⟨

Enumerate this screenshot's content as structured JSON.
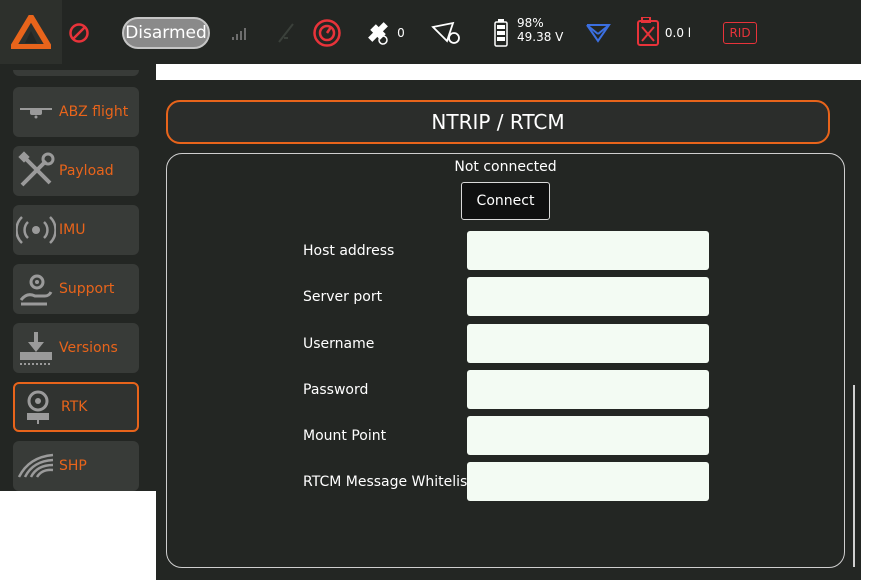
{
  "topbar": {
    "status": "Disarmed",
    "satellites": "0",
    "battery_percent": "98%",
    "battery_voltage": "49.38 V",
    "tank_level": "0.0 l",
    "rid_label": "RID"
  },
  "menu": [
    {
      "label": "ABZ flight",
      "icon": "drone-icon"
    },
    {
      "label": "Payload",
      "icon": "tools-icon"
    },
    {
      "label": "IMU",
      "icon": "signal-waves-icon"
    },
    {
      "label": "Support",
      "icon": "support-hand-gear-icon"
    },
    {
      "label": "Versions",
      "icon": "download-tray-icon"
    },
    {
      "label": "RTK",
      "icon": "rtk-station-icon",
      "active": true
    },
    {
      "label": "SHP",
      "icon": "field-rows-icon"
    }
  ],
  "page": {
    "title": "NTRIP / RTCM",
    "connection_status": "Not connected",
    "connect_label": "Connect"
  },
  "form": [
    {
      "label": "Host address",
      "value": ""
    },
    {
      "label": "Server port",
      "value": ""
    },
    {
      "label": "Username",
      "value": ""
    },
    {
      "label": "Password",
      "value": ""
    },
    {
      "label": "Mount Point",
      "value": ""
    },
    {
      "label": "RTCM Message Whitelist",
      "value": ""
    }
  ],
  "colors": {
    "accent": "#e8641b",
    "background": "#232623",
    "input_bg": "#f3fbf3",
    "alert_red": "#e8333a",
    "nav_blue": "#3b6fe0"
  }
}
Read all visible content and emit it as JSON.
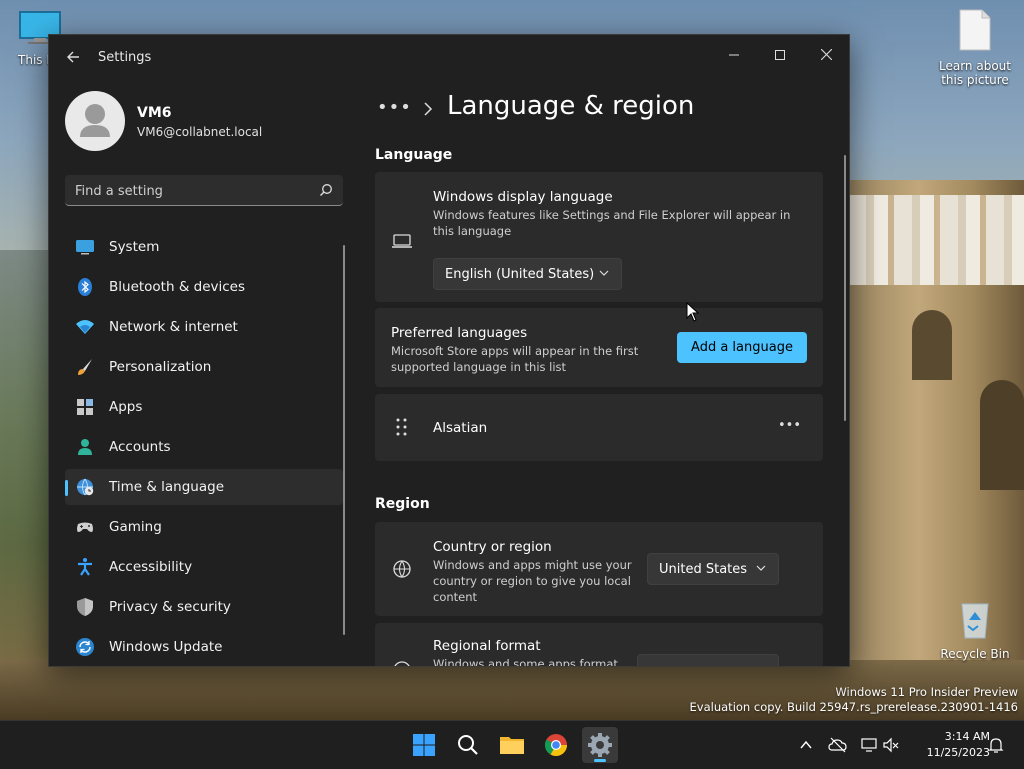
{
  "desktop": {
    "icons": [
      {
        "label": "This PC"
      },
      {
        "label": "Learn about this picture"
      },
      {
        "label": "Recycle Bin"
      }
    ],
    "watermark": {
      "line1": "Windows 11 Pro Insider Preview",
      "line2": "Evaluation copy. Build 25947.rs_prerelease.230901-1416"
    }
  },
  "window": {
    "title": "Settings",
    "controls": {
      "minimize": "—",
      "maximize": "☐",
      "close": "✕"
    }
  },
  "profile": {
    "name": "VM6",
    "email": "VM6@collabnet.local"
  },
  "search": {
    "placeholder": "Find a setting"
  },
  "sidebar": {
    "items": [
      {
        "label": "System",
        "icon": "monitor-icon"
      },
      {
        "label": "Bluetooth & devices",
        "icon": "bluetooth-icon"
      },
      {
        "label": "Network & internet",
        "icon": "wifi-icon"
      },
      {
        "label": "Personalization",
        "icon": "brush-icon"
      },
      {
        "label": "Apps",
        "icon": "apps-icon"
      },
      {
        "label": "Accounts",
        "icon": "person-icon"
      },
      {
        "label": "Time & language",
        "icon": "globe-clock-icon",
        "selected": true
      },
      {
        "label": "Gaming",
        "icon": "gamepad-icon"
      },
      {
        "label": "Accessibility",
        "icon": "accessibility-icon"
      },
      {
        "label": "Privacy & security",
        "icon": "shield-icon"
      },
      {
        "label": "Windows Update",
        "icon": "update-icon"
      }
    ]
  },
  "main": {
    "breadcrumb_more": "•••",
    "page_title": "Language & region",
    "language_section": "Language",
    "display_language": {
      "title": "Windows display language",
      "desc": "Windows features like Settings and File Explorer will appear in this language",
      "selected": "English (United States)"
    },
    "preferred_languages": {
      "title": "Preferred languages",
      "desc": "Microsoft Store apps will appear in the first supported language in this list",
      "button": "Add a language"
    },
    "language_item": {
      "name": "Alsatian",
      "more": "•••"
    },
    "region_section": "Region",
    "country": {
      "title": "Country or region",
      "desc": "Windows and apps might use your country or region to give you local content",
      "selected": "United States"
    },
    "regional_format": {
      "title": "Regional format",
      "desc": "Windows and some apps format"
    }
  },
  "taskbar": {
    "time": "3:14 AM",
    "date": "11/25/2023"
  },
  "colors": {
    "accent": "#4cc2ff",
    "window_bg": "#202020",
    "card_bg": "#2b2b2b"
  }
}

⟩
⟨

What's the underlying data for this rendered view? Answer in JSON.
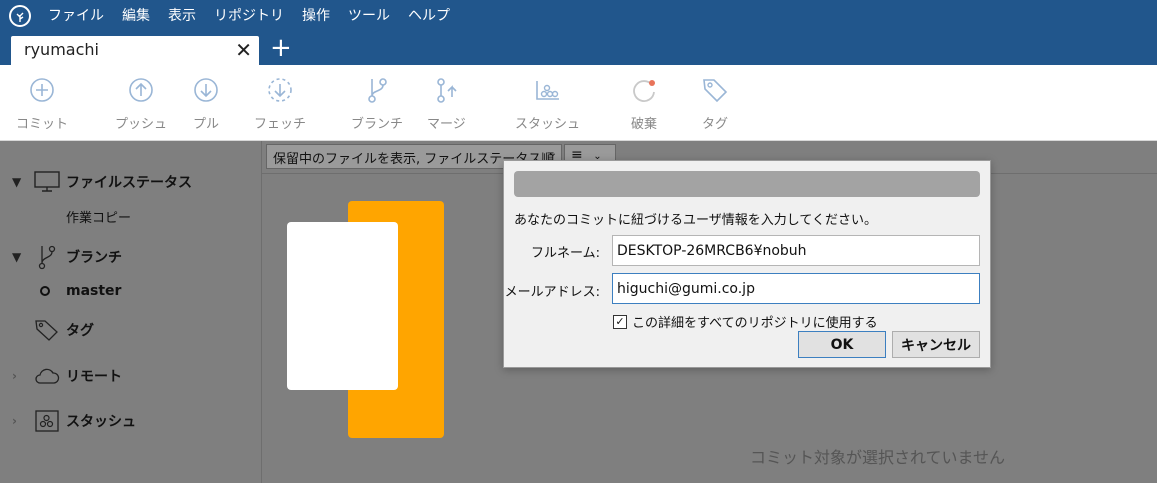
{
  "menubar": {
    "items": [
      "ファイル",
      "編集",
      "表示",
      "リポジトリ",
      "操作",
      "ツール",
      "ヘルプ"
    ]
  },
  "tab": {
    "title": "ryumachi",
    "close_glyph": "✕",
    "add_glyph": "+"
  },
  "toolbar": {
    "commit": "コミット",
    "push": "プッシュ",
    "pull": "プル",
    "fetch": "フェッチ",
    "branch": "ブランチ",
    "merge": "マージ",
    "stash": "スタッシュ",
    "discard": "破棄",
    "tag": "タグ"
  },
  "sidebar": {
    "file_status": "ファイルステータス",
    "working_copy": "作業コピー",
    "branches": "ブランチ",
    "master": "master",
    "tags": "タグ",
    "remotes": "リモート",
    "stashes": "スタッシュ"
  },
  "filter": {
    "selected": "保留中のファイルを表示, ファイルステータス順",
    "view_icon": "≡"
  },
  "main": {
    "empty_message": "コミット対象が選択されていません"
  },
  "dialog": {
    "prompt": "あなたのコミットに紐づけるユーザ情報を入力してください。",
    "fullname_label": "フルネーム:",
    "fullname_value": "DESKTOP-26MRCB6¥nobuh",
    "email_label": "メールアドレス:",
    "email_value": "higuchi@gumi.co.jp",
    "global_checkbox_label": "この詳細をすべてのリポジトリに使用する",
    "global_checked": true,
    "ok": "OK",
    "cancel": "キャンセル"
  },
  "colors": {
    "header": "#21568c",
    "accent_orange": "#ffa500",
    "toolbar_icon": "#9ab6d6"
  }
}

⟩

**Task objective**
Leave out every line without the string "selected" and copy the rest.

**Exercise result**
        "selected": true
      "selected": "English (United States)"
      "selected": "United States"
    "selected": "保留中のファイルを表示, ファイルステータス順",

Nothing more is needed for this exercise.